Entries shown >>
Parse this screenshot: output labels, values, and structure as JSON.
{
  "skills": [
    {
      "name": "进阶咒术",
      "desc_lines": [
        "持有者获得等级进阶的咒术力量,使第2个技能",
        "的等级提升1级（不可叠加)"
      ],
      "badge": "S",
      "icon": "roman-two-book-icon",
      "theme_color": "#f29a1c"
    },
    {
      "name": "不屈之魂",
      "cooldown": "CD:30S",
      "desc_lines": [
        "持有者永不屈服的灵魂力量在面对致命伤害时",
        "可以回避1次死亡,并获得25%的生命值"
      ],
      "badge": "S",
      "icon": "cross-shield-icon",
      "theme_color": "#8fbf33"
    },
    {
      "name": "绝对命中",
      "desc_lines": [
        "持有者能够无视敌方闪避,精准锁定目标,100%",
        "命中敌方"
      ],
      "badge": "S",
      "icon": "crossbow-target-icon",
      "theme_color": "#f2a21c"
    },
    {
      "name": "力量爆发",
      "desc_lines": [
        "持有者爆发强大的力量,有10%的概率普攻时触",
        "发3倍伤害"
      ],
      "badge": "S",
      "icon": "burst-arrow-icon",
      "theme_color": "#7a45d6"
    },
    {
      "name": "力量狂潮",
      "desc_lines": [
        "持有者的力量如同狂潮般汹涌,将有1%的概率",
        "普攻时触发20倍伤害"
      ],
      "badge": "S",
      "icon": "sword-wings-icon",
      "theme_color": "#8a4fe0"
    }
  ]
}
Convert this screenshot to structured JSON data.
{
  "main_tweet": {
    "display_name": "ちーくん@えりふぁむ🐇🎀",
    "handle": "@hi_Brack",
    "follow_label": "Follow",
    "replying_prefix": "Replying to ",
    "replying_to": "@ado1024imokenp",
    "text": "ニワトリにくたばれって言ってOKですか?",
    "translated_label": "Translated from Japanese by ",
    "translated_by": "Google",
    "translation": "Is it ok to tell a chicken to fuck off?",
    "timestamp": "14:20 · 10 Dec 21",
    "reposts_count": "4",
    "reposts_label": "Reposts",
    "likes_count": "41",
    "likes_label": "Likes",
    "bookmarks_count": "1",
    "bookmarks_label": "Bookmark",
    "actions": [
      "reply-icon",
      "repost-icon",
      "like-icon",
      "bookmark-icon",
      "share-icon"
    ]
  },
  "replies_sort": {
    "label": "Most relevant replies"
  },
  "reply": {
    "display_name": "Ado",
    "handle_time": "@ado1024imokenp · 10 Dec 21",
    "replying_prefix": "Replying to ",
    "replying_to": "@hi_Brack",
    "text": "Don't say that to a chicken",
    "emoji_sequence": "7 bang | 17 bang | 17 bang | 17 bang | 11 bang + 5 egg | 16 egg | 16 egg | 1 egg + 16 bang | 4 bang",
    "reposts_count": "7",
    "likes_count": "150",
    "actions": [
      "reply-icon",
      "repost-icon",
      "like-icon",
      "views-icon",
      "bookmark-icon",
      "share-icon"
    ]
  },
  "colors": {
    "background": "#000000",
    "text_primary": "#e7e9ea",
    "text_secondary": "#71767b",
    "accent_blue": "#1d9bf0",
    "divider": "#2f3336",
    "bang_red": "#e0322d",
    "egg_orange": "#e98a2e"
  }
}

What the task asks >> All of the material above needs to be copied exactly.

Exercise result >>
Parse this screenshot: output labels, values, and structure as JSON.
{
  "skills": [
    {
      "name": "进阶咒术",
      "desc_lines": [
        "持有者获得等级进阶的咒术力量,使第2个技能",
        "的等级提升1级（不可叠加)"
      ],
      "badge": "S",
      "icon": "roman-two-book-icon",
      "theme_color": "#f29a1c"
    },
    {
      "name": "不屈之魂",
      "cooldown": "CD:30S",
      "desc_lines": [
        "持有者永不屈服的灵魂力量在面对致命伤害时",
        "可以回避1次死亡,并获得25%的生命值"
      ],
      "badge": "S",
      "icon": "cross-shield-icon",
      "theme_color": "#8fbf33"
    },
    {
      "name": "绝对命中",
      "desc_lines": [
        "持有者能够无视敌方闪避,精准锁定目标,100%",
        "命中敌方"
      ],
      "badge": "S",
      "icon": "crossbow-target-icon",
      "theme_color": "#f2a21c"
    },
    {
      "name": "力量爆发",
      "desc_lines": [
        "持有者爆发强大的力量,有10%的概率普攻时触",
        "发3倍伤害"
      ],
      "badge": "S",
      "icon": "burst-arrow-icon",
      "theme_color": "#7a45d6"
    },
    {
      "name": "力量狂潮",
      "desc_lines": [
        "持有者的力量如同狂潮般汹涌,将有1%的概率",
        "普攻时触发20倍伤害"
      ],
      "badge": "S",
      "icon": "sword-wings-icon",
      "theme_color": "#8a4fe0"
    }
  ]
}
Convert this screenshot to structured JSON data.
{
  "main_tweet": {
    "display_name": "ちーくん@えりふぁむ🐇🎀",
    "handle": "@hi_Brack",
    "follow_label": "Follow",
    "replying_prefix": "Replying to ",
    "replying_to": "@ado1024imokenp",
    "text": "ニワトリにくたばれって言ってOKですか?",
    "translated_label": "Translated from Japanese by ",
    "translated_by": "Google",
    "translation": "Is it ok to tell a chicken to fuck off?",
    "timestamp": "14:20 · 10 Dec 21",
    "reposts_count": "4",
    "reposts_label": "Reposts",
    "likes_count": "41",
    "likes_label": "Likes",
    "bookmarks_count": "1",
    "bookmarks_label": "Bookmark",
    "actions": [
      "reply-icon",
      "repost-icon",
      "like-icon",
      "bookmark-icon",
      "share-icon"
    ]
  },
  "replies_sort": {
    "label": "Most relevant replies"
  },
  "reply": {
    "display_name": "Ado",
    "handle_time": "@ado1024imokenp · 10 Dec 21",
    "replying_prefix": "Replying to ",
    "replying_to": "@hi_Brack",
    "text": "Don't say that to a chicken",
    "emoji_sequence": "7 bang | 17 bang | 17 bang | 17 bang | 11 bang + 5 egg | 16 egg | 16 egg | 1 egg + 16 bang | 4 bang",
    "reposts_count": "7",
    "likes_count": "150",
    "actions": [
      "reply-icon",
      "repost-icon",
      "like-icon",
      "views-icon",
      "bookmark-icon",
      "share-icon"
    ]
  },
  "colors": {
    "background": "#000000",
    "text_primary": "#e7e9ea",
    "text_secondary": "#71767b",
    "accent_blue": "#1d9bf0",
    "divider": "#2f3336",
    "bang_red": "#e0322d",
    "egg_orange": "#e98a2e"
  }
}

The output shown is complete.